EXERCISE INSTRUCTIONS
Set down the full listing below word for word; pictures stay out of the copy.

PROVIDED RECORDS
BEGIN

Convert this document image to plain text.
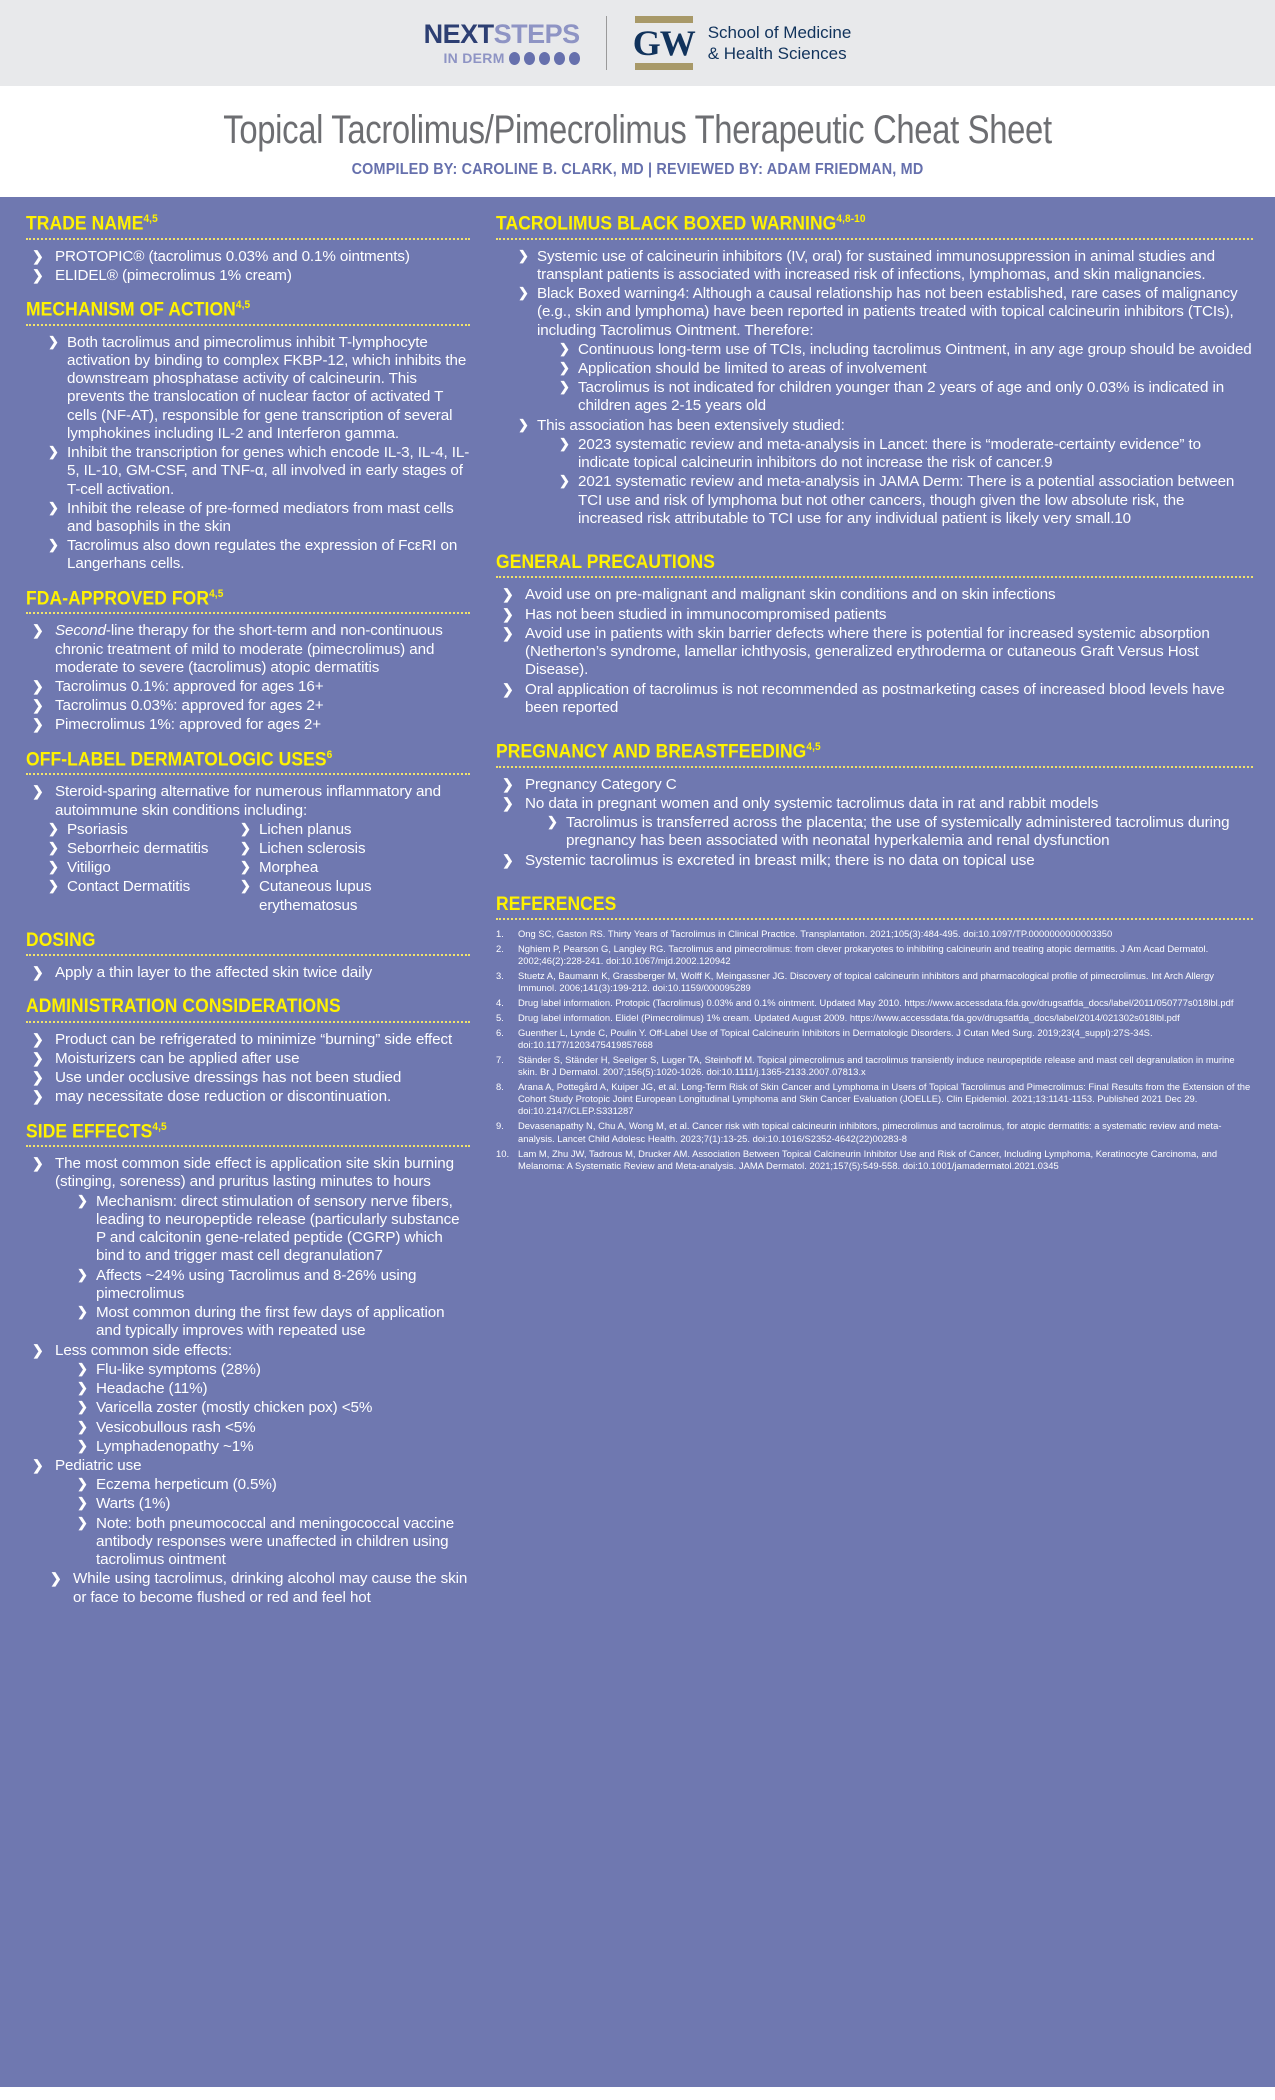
NEXTSTEPS
IN DERM	GW School of Medicine
& Health Sciences
Topical Tacrolimus/Pimecrolimus Therapeutic Cheat Sheet
COMPILED BY: CAROLINE B. CLARK, MD | REVIEWED BY: ADAM FRIEDMAN, MD
TRADE NAME$^{4,5}$
❯ PROTOPIC® (tacrolimus 0.03% and 0.1% ointments)
❯ ELIDEL® (pimecrolimus 1% cream)
MECHANISM OF ACTION$^{4,5}$
❯ Both tacrolimus and pimecrolimus inhibit T-lymphocyte activation by binding to complex FKBP-12, which inhibits the downstream phosphatase activity of calcineurin. This prevents the translocation of nuclear factor of activated T cells (NF-AT), responsible for gene transcription of several lymphokines including IL-2 and Interferon gamma.
❯ Inhibit the transcription for genes which encode IL-3, IL-4, IL-5, IL-10, GM-CSF, and TNF-α, all involved in early stages of T-cell activation.
❯ Inhibit the release of pre-formed mediators from mast cells and basophils in the skin
❯ Tacrolimus also down regulates the expression of FcεRI on Langerhans cells.
FDA-APPROVED FOR$^{4,5}$
❯ Second-line therapy for the short-term and non-continuous chronic treatment of mild to moderate (pimecrolimus) and moderate to severe (tacrolimus) atopic dermatitis
❯ Tacrolimus 0.1%: approved for ages 16+
❯ Tacrolimus 0.03%: approved for ages 2+
❯ Pimecrolimus 1%: approved for ages 2+
OFF-LABEL DERMATOLOGIC USES$^6$
❯ Steroid-sparing alternative for numerous inflammatory and autoimmune skin conditions including:
❯ Psoriasis
❯ Seborrheic dermatitis
❯ Vitiligo
❯ Contact Dermatitis
❯ Lichen planus
❯ Lichen sclerosis
❯ Morphea
❯ Cutaneous lupus erythematosus
DOSING
❯ Apply a thin layer to the affected skin twice daily
ADMINISTRATION CONSIDERATIONS
❯ Product can be refrigerated to minimize “burning” side effect
❯ Moisturizers can be applied after use
❯ Use under occlusive dressings has not been studied
❯ may necessitate dose reduction or discontinuation.
SIDE EFFECTS$^{4,5}$
❯ The most common side effect is application site skin burning (stinging, soreness) and pruritus lasting minutes to hours
❯ Mechanism: direct stimulation of sensory nerve fibers, leading to neuropeptide release (particularly substance P and calcitonin gene-related peptide (CGRP) which bind to and trigger mast cell degranulation7
❯ Affects ~24% using Tacrolimus and 8-26% using pimecrolimus
❯ Most common during the first few days of application and typically improves with repeated use
❯ Less common side effects:
❯ Flu-like symptoms (28%)
❯ Headache (11%)
❯ Varicella zoster (mostly chicken pox) <5%
❯ Vesicobullous rash <5%
❯ Lymphadenopathy ~1%
❯ Pediatric use
❯ Eczema herpeticum (0.5%)
❯ Warts (1%)
❯ Note: both pneumococcal and meningococcal vaccine antibody responses were unaffected in children using tacrolimus ointment
❯ While using tacrolimus, drinking alcohol may cause the skin or face to become flushed or red and feel hot
TACROLIMUS BLACK BOXED WARNING$^{4,8-10}$
❯ Systemic use of calcineurin inhibitors (IV, oral) for sustained immunosuppression in animal studies and transplant patients is associated with increased risk of infections, lymphomas, and skin malignancies.
❯ Black Boxed warning4: Although a causal relationship has not been established, rare cases of malignancy (e.g., skin and lymphoma) have been reported in patients treated with topical calcineurin inhibitors (TCIs), including Tacrolimus Ointment. Therefore:
❯ Continuous long-term use of TCIs, including tacrolimus Ointment, in any age group should be avoided
❯ Application should be limited to areas of involvement
❯ Tacrolimus is not indicated for children younger than 2 years of age and only 0.03% is indicated in children ages 2-15 years old
❯ This association has been extensively studied:
❯ 2023 systematic review and meta-analysis in Lancet: there is “moderate-certainty evidence” to indicate topical calcineurin inhibitors do not increase the risk of cancer.9
❯ 2021 systematic review and meta-analysis in JAMA Derm: There is a potential association between TCI use and risk of lymphoma but not other cancers, though given the low absolute risk, the increased risk attributable to TCI use for any individual patient is likely very small.10
GENERAL PRECAUTIONS
❯ Avoid use on pre-malignant and malignant skin conditions and on skin infections
❯ Has not been studied in immunocompromised patients
❯ Avoid use in patients with skin barrier defects where there is potential for increased systemic absorption (Netherton’s syndrome, lamellar ichthyosis, generalized erythroderma or cutaneous Graft Versus Host Disease).
❯ Oral application of tacrolimus is not recommended as postmarketing cases of increased blood levels have been reported
PREGNANCY AND BREASTFEEDING$^{4,5}$
❯ Pregnancy Category C
❯ No data in pregnant women and only systemic tacrolimus data in rat and rabbit models
❯ Tacrolimus is transferred across the placenta; the use of systemically administered tacrolimus during pregnancy has been associated with neonatal hyperkalemia and renal dysfunction
❯ Systemic tacrolimus is excreted in breast milk; there is no data on topical use
REFERENCES
1.	Ong SC, Gaston RS. Thirty Years of Tacrolimus in Clinical Practice. Transplantation. 2021;105(3):484-495. doi:10.1097/TP.0000000000003350
2.	Nghiem P, Pearson G, Langley RG. Tacrolimus and pimecrolimus: from clever prokaryotes to inhibiting calcineurin and treating atopic dermatitis. J Am Acad Dermatol. 2002;46(2):228-241. doi:10.1067/mjd.2002.120942
3.	Stuetz A, Baumann K, Grassberger M, Wolff K, Meingassner JG. Discovery of topical calcineurin inhibitors and pharmacological profile of pimecrolimus. Int Arch Allergy Immunol. 2006;141(3):199-212. doi:10.1159/000095289
4.	Drug label information. Protopic (Tacrolimus) 0.03% and 0.1% ointment. Updated May 2010. https://www.accessdata.fda.gov/drugsatfda_docs/label/2011/050777s018lbl.pdf
5.	Drug label information. Elidel (Pimecrolimus) 1% cream. Updated August 2009. https://www.accessdata.fda.gov/drugsatfda_docs/label/2014/021302s018lbl.pdf
6.	Guenther L, Lynde C, Poulin Y. Off-Label Use of Topical Calcineurin Inhibitors in Dermatologic Disorders. J Cutan Med Surg. 2019;23(4_suppl):27S-34S. doi:10.1177/1203475419857668
7.	Ständer S, Ständer H, Seeliger S, Luger TA, Steinhoff M. Topical pimecrolimus and tacrolimus transiently induce neuropeptide release and mast cell degranulation in murine skin. Br J Dermatol. 2007;156(5):1020-1026. doi:10.1111/j.1365-2133.2007.07813.x
8.	Arana A, Pottegård A, Kuiper JG, et al. Long-Term Risk of Skin Cancer and Lymphoma in Users of Topical Tacrolimus and Pimecrolimus: Final Results from the Extension of the Cohort Study Protopic Joint European Longitudinal Lymphoma and Skin Cancer Evaluation (JOELLE). Clin Epidemiol. 2021;13:1141-1153. Published 2021 Dec 29. doi:10.2147/CLEP.S331287
9.	Devasenapathy N, Chu A, Wong M, et al. Cancer risk with topical calcineurin inhibitors, pimecrolimus and tacrolimus, for atopic dermatitis: a systematic review and meta-analysis. Lancet Child Adolesc Health. 2023;7(1):13-25. doi:10.1016/S2352-4642(22)00283-8
10. Lam M, Zhu JW, Tadrous M, Drucker AM. Association Between Topical Calcineurin Inhibitor Use and Risk of Cancer, Including Lymphoma, Keratinocyte Carcinoma, and Melanoma: A Systematic Review and Meta-analysis. JAMA Dermatol. 2021;157(5):549-558. doi:10.1001/jamadermatol.2021.0345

END

REPLY TO THE TASK
Convert this document image to plain text.
NEXTSTEPS
IN DERM	GW School of Medicine
& Health Sciences
Topical Tacrolimus/Pimecrolimus Therapeutic Cheat Sheet
COMPILED BY: CAROLINE B. CLARK, MD | REVIEWED BY: ADAM FRIEDMAN, MD
TRADE NAME$^{4,5}$
❯ PROTOPIC® (tacrolimus 0.03% and 0.1% ointments)
❯ ELIDEL® (pimecrolimus 1% cream)
MECHANISM OF ACTION$^{4,5}$
❯ Both tacrolimus and pimecrolimus inhibit T-lymphocyte activation by binding to complex FKBP-12, which inhibits the downstream phosphatase activity of calcineurin. This prevents the translocation of nuclear factor of activated T cells (NF-AT), responsible for gene transcription of several lymphokines including IL-2 and Interferon gamma.
❯ Inhibit the transcription for genes which encode IL-3, IL-4, IL-5, IL-10, GM-CSF, and TNF-α, all involved in early stages of T-cell activation.
❯ Inhibit the release of pre-formed mediators from mast cells and basophils in the skin
❯ Tacrolimus also down regulates the expression of FcεRI on Langerhans cells.
FDA-APPROVED FOR$^{4,5}$
❯ Second-line therapy for the short-term and non-continuous chronic treatment of mild to moderate (pimecrolimus) and moderate to severe (tacrolimus) atopic dermatitis
❯ Tacrolimus 0.1%: approved for ages 16+
❯ Tacrolimus 0.03%: approved for ages 2+
❯ Pimecrolimus 1%: approved for ages 2+
OFF-LABEL DERMATOLOGIC USES$^6$
❯ Steroid-sparing alternative for numerous inflammatory and autoimmune skin conditions including:
❯ Psoriasis
❯ Seborrheic dermatitis
❯ Vitiligo
❯ Contact Dermatitis
❯ Lichen planus
❯ Lichen sclerosis
❯ Morphea
❯ Cutaneous lupus erythematosus
DOSING
❯ Apply a thin layer to the affected skin twice daily
ADMINISTRATION CONSIDERATIONS
❯ Product can be refrigerated to minimize “burning” side effect
❯ Moisturizers can be applied after use
❯ Use under occlusive dressings has not been studied
❯ may necessitate dose reduction or discontinuation.
SIDE EFFECTS$^{4,5}$
❯ The most common side effect is application site skin burning (stinging, soreness) and pruritus lasting minutes to hours
❯ Mechanism: direct stimulation of sensory nerve fibers, leading to neuropeptide release (particularly substance P and calcitonin gene-related peptide (CGRP) which bind to and trigger mast cell degranulation7
❯ Affects ~24% using Tacrolimus and 8-26% using pimecrolimus
❯ Most common during the first few days of application and typically improves with repeated use
❯ Less common side effects:
❯ Flu-like symptoms (28%)
❯ Headache (11%)
❯ Varicella zoster (mostly chicken pox) <5%
❯ Vesicobullous rash <5%
❯ Lymphadenopathy ~1%
❯ Pediatric use
❯ Eczema herpeticum (0.5%)
❯ Warts (1%)
❯ Note: both pneumococcal and meningococcal vaccine antibody responses were unaffected in children using tacrolimus ointment
❯ While using tacrolimus, drinking alcohol may cause the skin or face to become flushed or red and feel hot
TACROLIMUS BLACK BOXED WARNING$^{4,8-10}$
❯ Systemic use of calcineurin inhibitors (IV, oral) for sustained immunosuppression in animal studies and transplant patients is associated with increased risk of infections, lymphomas, and skin malignancies.
❯ Black Boxed warning4: Although a causal relationship has not been established, rare cases of malignancy (e.g., skin and lymphoma) have been reported in patients treated with topical calcineurin inhibitors (TCIs), including Tacrolimus Ointment. Therefore:
❯ Continuous long-term use of TCIs, including tacrolimus Ointment, in any age group should be avoided
❯ Application should be limited to areas of involvement
❯ Tacrolimus is not indicated for children younger than 2 years of age and only 0.03% is indicated in children ages 2-15 years old
❯ This association has been extensively studied:
❯ 2023 systematic review and meta-analysis in Lancet: there is “moderate-certainty evidence” to indicate topical calcineurin inhibitors do not increase the risk of cancer.9
❯ 2021 systematic review and meta-analysis in JAMA Derm: There is a potential association between TCI use and risk of lymphoma but not other cancers, though given the low absolute risk, the increased risk attributable to TCI use for any individual patient is likely very small.10
GENERAL PRECAUTIONS
❯ Avoid use on pre-malignant and malignant skin conditions and on skin infections
❯ Has not been studied in immunocompromised patients
❯ Avoid use in patients with skin barrier defects where there is potential for increased systemic absorption (Netherton’s syndrome, lamellar ichthyosis, generalized erythroderma or cutaneous Graft Versus Host Disease).
❯ Oral application of tacrolimus is not recommended as postmarketing cases of increased blood levels have been reported
PREGNANCY AND BREASTFEEDING$^{4,5}$
❯ Pregnancy Category C
❯ No data in pregnant women and only systemic tacrolimus data in rat and rabbit models
❯ Tacrolimus is transferred across the placenta; the use of systemically administered tacrolimus during pregnancy has been associated with neonatal hyperkalemia and renal dysfunction
❯ Systemic tacrolimus is excreted in breast milk; there is no data on topical use
REFERENCES
1.	Ong SC, Gaston RS. Thirty Years of Tacrolimus in Clinical Practice. Transplantation. 2021;105(3):484-495. doi:10.1097/TP.0000000000003350
2.	Nghiem P, Pearson G, Langley RG. Tacrolimus and pimecrolimus: from clever prokaryotes to inhibiting calcineurin and treating atopic dermatitis. J Am Acad Dermatol. 2002;46(2):228-241. doi:10.1067/mjd.2002.120942
3.	Stuetz A, Baumann K, Grassberger M, Wolff K, Meingassner JG. Discovery of topical calcineurin inhibitors and pharmacological profile of pimecrolimus. Int Arch Allergy Immunol. 2006;141(3):199-212. doi:10.1159/000095289
4.	Drug label information. Protopic (Tacrolimus) 0.03% and 0.1% ointment. Updated May 2010. https://www.accessdata.fda.gov/drugsatfda_docs/label/2011/050777s018lbl.pdf
5.	Drug label information. Elidel (Pimecrolimus) 1% cream. Updated August 2009. https://www.accessdata.fda.gov/drugsatfda_docs/label/2014/021302s018lbl.pdf
6.	Guenther L, Lynde C, Poulin Y. Off-Label Use of Topical Calcineurin Inhibitors in Dermatologic Disorders. J Cutan Med Surg. 2019;23(4_suppl):27S-34S. doi:10.1177/1203475419857668
7.	Ständer S, Ständer H, Seeliger S, Luger TA, Steinhoff M. Topical pimecrolimus and tacrolimus transiently induce neuropeptide release and mast cell degranulation in murine skin. Br J Dermatol. 2007;156(5):1020-1026. doi:10.1111/j.1365-2133.2007.07813.x
8.	Arana A, Pottegård A, Kuiper JG, et al. Long-Term Risk of Skin Cancer and Lymphoma in Users of Topical Tacrolimus and Pimecrolimus: Final Results from the Extension of the Cohort Study Protopic Joint European Longitudinal Lymphoma and Skin Cancer Evaluation (JOELLE). Clin Epidemiol. 2021;13:1141-1153. Published 2021 Dec 29. doi:10.2147/CLEP.S331287
9.	Devasenapathy N, Chu A, Wong M, et al. Cancer risk with topical calcineurin inhibitors, pimecrolimus and tacrolimus, for atopic dermatitis: a systematic review and meta-analysis. Lancet Child Adolesc Health. 2023;7(1):13-25. doi:10.1016/S2352-4642(22)00283-8
10. Lam M, Zhu JW, Tadrous M, Drucker AM. Association Between Topical Calcineurin Inhibitor Use and Risk of Cancer, Including Lymphoma, Keratinocyte Carcinoma, and Melanoma: A Systematic Review and Meta-analysis. JAMA Dermatol. 2021;157(5):549-558. doi:10.1001/jamadermatol.2021.0345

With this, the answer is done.